■ Records for this task ■
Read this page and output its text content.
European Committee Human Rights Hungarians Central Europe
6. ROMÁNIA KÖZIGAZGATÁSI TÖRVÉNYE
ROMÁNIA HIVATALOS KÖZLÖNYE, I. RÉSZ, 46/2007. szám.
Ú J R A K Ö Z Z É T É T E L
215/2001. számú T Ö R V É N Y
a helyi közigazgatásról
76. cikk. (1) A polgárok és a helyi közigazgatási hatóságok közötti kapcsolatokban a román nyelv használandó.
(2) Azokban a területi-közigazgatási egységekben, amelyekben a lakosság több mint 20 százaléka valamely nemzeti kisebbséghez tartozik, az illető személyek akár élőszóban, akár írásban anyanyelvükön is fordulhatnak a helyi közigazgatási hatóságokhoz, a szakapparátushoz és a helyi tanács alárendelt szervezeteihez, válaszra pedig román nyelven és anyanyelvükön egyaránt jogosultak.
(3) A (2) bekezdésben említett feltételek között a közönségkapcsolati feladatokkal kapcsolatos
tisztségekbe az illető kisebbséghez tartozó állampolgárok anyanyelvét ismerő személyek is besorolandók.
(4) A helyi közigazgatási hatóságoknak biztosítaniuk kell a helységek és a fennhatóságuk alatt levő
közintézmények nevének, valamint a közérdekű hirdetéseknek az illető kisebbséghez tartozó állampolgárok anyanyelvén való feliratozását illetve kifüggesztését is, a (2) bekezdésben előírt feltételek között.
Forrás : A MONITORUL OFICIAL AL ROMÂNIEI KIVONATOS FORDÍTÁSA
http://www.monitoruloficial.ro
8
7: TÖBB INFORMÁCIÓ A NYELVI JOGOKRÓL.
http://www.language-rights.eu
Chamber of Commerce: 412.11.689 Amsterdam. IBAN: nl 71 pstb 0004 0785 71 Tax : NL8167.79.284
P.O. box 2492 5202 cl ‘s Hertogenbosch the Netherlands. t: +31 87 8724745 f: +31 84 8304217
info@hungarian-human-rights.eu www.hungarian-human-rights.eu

■ Brief ■
Using the listing above, pick out each line that contains the word "feltételek", then copy it.

■ Worked solution ■
(3) A (2) bekezdésben említett feltételek között a közönségkapcsolati feladatokkal kapcsolatos
közintézmények nevének, valamint a közérdekű hirdetéseknek az illető kisebbséghez tartozó állampolgárok anyanyelvén való feliratozását illetve kifüggesztését is, a (2) bekezdésben előírt feltételek között.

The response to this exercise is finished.